Extract the records in full, leaving every picture out.

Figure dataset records
..........

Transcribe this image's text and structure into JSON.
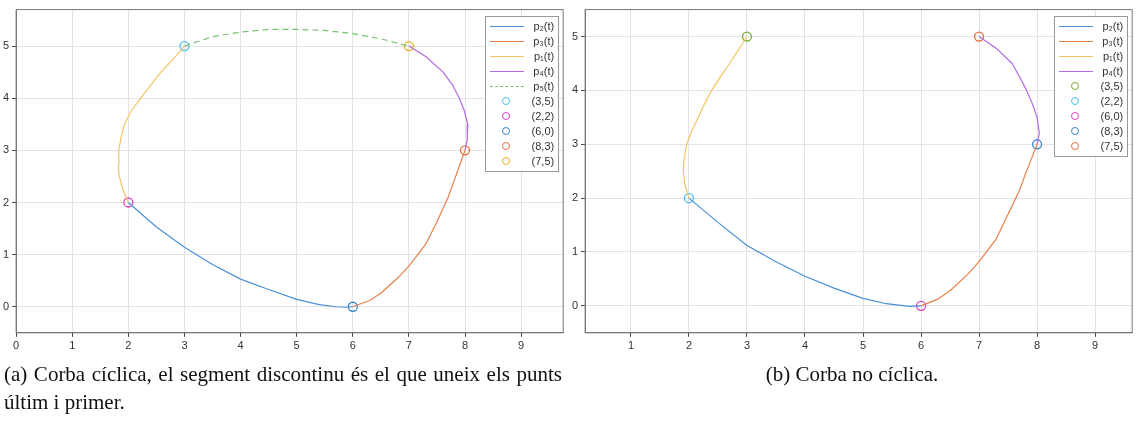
{
  "chart_data": [
    {
      "type": "line",
      "xlim": [
        0,
        9.75
      ],
      "ylim": [
        -0.5,
        5.7
      ],
      "xticks": [
        0,
        1,
        2,
        3,
        4,
        5,
        6,
        7,
        8,
        9
      ],
      "yticks": [
        0,
        1,
        2,
        3,
        4,
        5
      ],
      "grid": true,
      "legend": "top right",
      "annotations": [
        "(a) Corba cíclica, el segment discontinu és el que uneix els punts últim i primer."
      ],
      "series": [
        {
          "name": "p₂(t)",
          "color": "#4a90d9",
          "x": [
            2,
            2.5,
            3,
            3.5,
            4,
            4.5,
            5,
            5.4,
            5.7,
            5.9,
            6
          ],
          "values": [
            2,
            1.53,
            1.14,
            0.81,
            0.53,
            0.33,
            0.14,
            0.04,
            0,
            -0.01,
            0
          ]
        },
        {
          "name": "p₃(t)",
          "color": "#e8804a",
          "x": [
            6,
            6.3,
            6.5,
            6.8,
            7,
            7.3,
            7.5,
            7.7,
            7.8,
            7.9,
            8
          ],
          "values": [
            0,
            0.12,
            0.26,
            0.55,
            0.78,
            1.2,
            1.63,
            2.1,
            2.4,
            2.7,
            3
          ]
        },
        {
          "name": "p₁(t)",
          "color": "#f2c464",
          "x": [
            2,
            1.9,
            1.84,
            1.82,
            1.83,
            1.87,
            1.93,
            2.05,
            2.22,
            2.4,
            2.58,
            2.8,
            3
          ],
          "values": [
            2,
            2.25,
            2.5,
            2.7,
            3,
            3.25,
            3.5,
            3.75,
            4,
            4.25,
            4.5,
            4.75,
            5
          ]
        },
        {
          "name": "p₄(t)",
          "color": "#b36ae2",
          "x": [
            7,
            7.3,
            7.61,
            7.78,
            7.9,
            7.99,
            8.05,
            8.04,
            8
          ],
          "values": [
            5,
            4.8,
            4.5,
            4.25,
            4,
            3.75,
            3.5,
            3.2,
            3
          ]
        },
        {
          "name": "p₅(t)",
          "color": "#77c46e",
          "line_style": "dashed",
          "x": [
            3,
            3.5,
            4,
            4.5,
            5,
            5.5,
            6,
            6.5,
            7
          ],
          "values": [
            5,
            5.18,
            5.27,
            5.32,
            5.32,
            5.3,
            5.24,
            5.14,
            5
          ]
        },
        {
          "name": "(3,5)",
          "type": "scatter",
          "marker": "circle",
          "color": "#4dbeee",
          "x": [
            3
          ],
          "values": [
            5
          ]
        },
        {
          "name": "(2,2)",
          "type": "scatter",
          "marker": "circle",
          "color": "#e040c0",
          "x": [
            2
          ],
          "values": [
            2
          ]
        },
        {
          "name": "(6,0)",
          "type": "scatter",
          "marker": "circle",
          "color": "#3a86c8",
          "x": [
            6
          ],
          "values": [
            0
          ]
        },
        {
          "name": "(8,3)",
          "type": "scatter",
          "marker": "circle",
          "color": "#e07040",
          "x": [
            8
          ],
          "values": [
            3
          ]
        },
        {
          "name": "(7,5)",
          "type": "scatter",
          "marker": "circle",
          "color": "#edb120",
          "x": [
            7
          ],
          "values": [
            5
          ]
        }
      ]
    },
    {
      "type": "line",
      "xlim": [
        0.21,
        9.64
      ],
      "ylim": [
        -0.5,
        5.5
      ],
      "xticks": [
        1,
        2,
        3,
        4,
        5,
        6,
        7,
        8,
        9
      ],
      "yticks": [
        0,
        1,
        2,
        3,
        4,
        5
      ],
      "grid": true,
      "legend": "top right",
      "annotations": [
        "(b) Corba no cíclica."
      ],
      "series": [
        {
          "name": "p₂(t)",
          "color": "#4a90d9",
          "x": [
            2,
            2.5,
            3,
            3.5,
            4,
            4.5,
            5,
            5.4,
            5.8,
            6
          ],
          "values": [
            2,
            1.55,
            1.12,
            0.82,
            0.55,
            0.33,
            0.14,
            0.04,
            -0.01,
            0
          ]
        },
        {
          "name": "p₃(t)",
          "color": "#e8804a",
          "x": [
            6,
            6.3,
            6.5,
            6.8,
            7,
            7.3,
            7.5,
            7.7,
            7.8,
            7.9,
            8
          ],
          "values": [
            0,
            0.13,
            0.28,
            0.58,
            0.82,
            1.25,
            1.7,
            2.15,
            2.45,
            2.72,
            3
          ]
        },
        {
          "name": "p₁(t)",
          "color": "#f2c464",
          "x": [
            2,
            1.93,
            1.9,
            1.92,
            1.96,
            2.05,
            2.16,
            2.27,
            2.39,
            2.54,
            2.7,
            2.85,
            3
          ],
          "values": [
            2,
            2.25,
            2.5,
            2.75,
            3,
            3.25,
            3.5,
            3.75,
            4,
            4.25,
            4.5,
            4.75,
            5
          ]
        },
        {
          "name": "p₄(t)",
          "color": "#b36ae2",
          "x": [
            7,
            7.3,
            7.57,
            7.7,
            7.82,
            7.92,
            8,
            8.04,
            8
          ],
          "values": [
            5,
            4.78,
            4.5,
            4.25,
            4,
            3.75,
            3.5,
            3.2,
            3
          ]
        },
        {
          "name": "(3,5)",
          "type": "scatter",
          "marker": "circle",
          "color": "#77ac30",
          "x": [
            3
          ],
          "values": [
            5
          ]
        },
        {
          "name": "(2,2)",
          "type": "scatter",
          "marker": "circle",
          "color": "#4dbeee",
          "x": [
            2
          ],
          "values": [
            2
          ]
        },
        {
          "name": "(6,0)",
          "type": "scatter",
          "marker": "circle",
          "color": "#e040c0",
          "x": [
            6
          ],
          "values": [
            0
          ]
        },
        {
          "name": "(8,3)",
          "type": "scatter",
          "marker": "circle",
          "color": "#3a86c8",
          "x": [
            8
          ],
          "values": [
            3
          ]
        },
        {
          "name": "(7,5)",
          "type": "scatter",
          "marker": "circle",
          "color": "#e07040",
          "x": [
            7
          ],
          "values": [
            5
          ]
        }
      ]
    }
  ]
}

..........

**EXERCISE RESULT**:
Transcribe this image's text and structure into JSON.
{
  "chart_data": [
    {
      "type": "line",
      "xlim": [
        0,
        9.75
      ],
      "ylim": [
        -0.5,
        5.7
      ],
      "xticks": [
        0,
        1,
        2,
        3,
        4,
        5,
        6,
        7,
        8,
        9
      ],
      "yticks": [
        0,
        1,
        2,
        3,
        4,
        5
      ],
      "grid": true,
      "legend": "top right",
      "annotations": [
        "(a) Corba cíclica, el segment discontinu és el que uneix els punts últim i primer."
      ],
      "series": [
        {
          "name": "p₂(t)",
          "color": "#4a90d9",
          "x": [
            2,
            2.5,
            3,
            3.5,
            4,
            4.5,
            5,
            5.4,
            5.7,
            5.9,
            6
          ],
          "values": [
            2,
            1.53,
            1.14,
            0.81,
            0.53,
            0.33,
            0.14,
            0.04,
            0,
            -0.01,
            0
          ]
        },
        {
          "name": "p₃(t)",
          "color": "#e8804a",
          "x": [
            6,
            6.3,
            6.5,
            6.8,
            7,
            7.3,
            7.5,
            7.7,
            7.8,
            7.9,
            8
          ],
          "values": [
            0,
            0.12,
            0.26,
            0.55,
            0.78,
            1.2,
            1.63,
            2.1,
            2.4,
            2.7,
            3
          ]
        },
        {
          "name": "p₁(t)",
          "color": "#f2c464",
          "x": [
            2,
            1.9,
            1.84,
            1.82,
            1.83,
            1.87,
            1.93,
            2.05,
            2.22,
            2.4,
            2.58,
            2.8,
            3
          ],
          "values": [
            2,
            2.25,
            2.5,
            2.7,
            3,
            3.25,
            3.5,
            3.75,
            4,
            4.25,
            4.5,
            4.75,
            5
          ]
        },
        {
          "name": "p₄(t)",
          "color": "#b36ae2",
          "x": [
            7,
            7.3,
            7.61,
            7.78,
            7.9,
            7.99,
            8.05,
            8.04,
            8
          ],
          "values": [
            5,
            4.8,
            4.5,
            4.25,
            4,
            3.75,
            3.5,
            3.2,
            3
          ]
        },
        {
          "name": "p₅(t)",
          "color": "#77c46e",
          "line_style": "dashed",
          "x": [
            3,
            3.5,
            4,
            4.5,
            5,
            5.5,
            6,
            6.5,
            7
          ],
          "values": [
            5,
            5.18,
            5.27,
            5.32,
            5.32,
            5.3,
            5.24,
            5.14,
            5
          ]
        },
        {
          "name": "(3,5)",
          "type": "scatter",
          "marker": "circle",
          "color": "#4dbeee",
          "x": [
            3
          ],
          "values": [
            5
          ]
        },
        {
          "name": "(2,2)",
          "type": "scatter",
          "marker": "circle",
          "color": "#e040c0",
          "x": [
            2
          ],
          "values": [
            2
          ]
        },
        {
          "name": "(6,0)",
          "type": "scatter",
          "marker": "circle",
          "color": "#3a86c8",
          "x": [
            6
          ],
          "values": [
            0
          ]
        },
        {
          "name": "(8,3)",
          "type": "scatter",
          "marker": "circle",
          "color": "#e07040",
          "x": [
            8
          ],
          "values": [
            3
          ]
        },
        {
          "name": "(7,5)",
          "type": "scatter",
          "marker": "circle",
          "color": "#edb120",
          "x": [
            7
          ],
          "values": [
            5
          ]
        }
      ]
    },
    {
      "type": "line",
      "xlim": [
        0.21,
        9.64
      ],
      "ylim": [
        -0.5,
        5.5
      ],
      "xticks": [
        1,
        2,
        3,
        4,
        5,
        6,
        7,
        8,
        9
      ],
      "yticks": [
        0,
        1,
        2,
        3,
        4,
        5
      ],
      "grid": true,
      "legend": "top right",
      "annotations": [
        "(b) Corba no cíclica."
      ],
      "series": [
        {
          "name": "p₂(t)",
          "color": "#4a90d9",
          "x": [
            2,
            2.5,
            3,
            3.5,
            4,
            4.5,
            5,
            5.4,
            5.8,
            6
          ],
          "values": [
            2,
            1.55,
            1.12,
            0.82,
            0.55,
            0.33,
            0.14,
            0.04,
            -0.01,
            0
          ]
        },
        {
          "name": "p₃(t)",
          "color": "#e8804a",
          "x": [
            6,
            6.3,
            6.5,
            6.8,
            7,
            7.3,
            7.5,
            7.7,
            7.8,
            7.9,
            8
          ],
          "values": [
            0,
            0.13,
            0.28,
            0.58,
            0.82,
            1.25,
            1.7,
            2.15,
            2.45,
            2.72,
            3
          ]
        },
        {
          "name": "p₁(t)",
          "color": "#f2c464",
          "x": [
            2,
            1.93,
            1.9,
            1.92,
            1.96,
            2.05,
            2.16,
            2.27,
            2.39,
            2.54,
            2.7,
            2.85,
            3
          ],
          "values": [
            2,
            2.25,
            2.5,
            2.75,
            3,
            3.25,
            3.5,
            3.75,
            4,
            4.25,
            4.5,
            4.75,
            5
          ]
        },
        {
          "name": "p₄(t)",
          "color": "#b36ae2",
          "x": [
            7,
            7.3,
            7.57,
            7.7,
            7.82,
            7.92,
            8,
            8.04,
            8
          ],
          "values": [
            5,
            4.78,
            4.5,
            4.25,
            4,
            3.75,
            3.5,
            3.2,
            3
          ]
        },
        {
          "name": "(3,5)",
          "type": "scatter",
          "marker": "circle",
          "color": "#77ac30",
          "x": [
            3
          ],
          "values": [
            5
          ]
        },
        {
          "name": "(2,2)",
          "type": "scatter",
          "marker": "circle",
          "color": "#4dbeee",
          "x": [
            2
          ],
          "values": [
            2
          ]
        },
        {
          "name": "(6,0)",
          "type": "scatter",
          "marker": "circle",
          "color": "#e040c0",
          "x": [
            6
          ],
          "values": [
            0
          ]
        },
        {
          "name": "(8,3)",
          "type": "scatter",
          "marker": "circle",
          "color": "#3a86c8",
          "x": [
            8
          ],
          "values": [
            3
          ]
        },
        {
          "name": "(7,5)",
          "type": "scatter",
          "marker": "circle",
          "color": "#e07040",
          "x": [
            7
          ],
          "values": [
            5
          ]
        }
      ]
    }
  ]
}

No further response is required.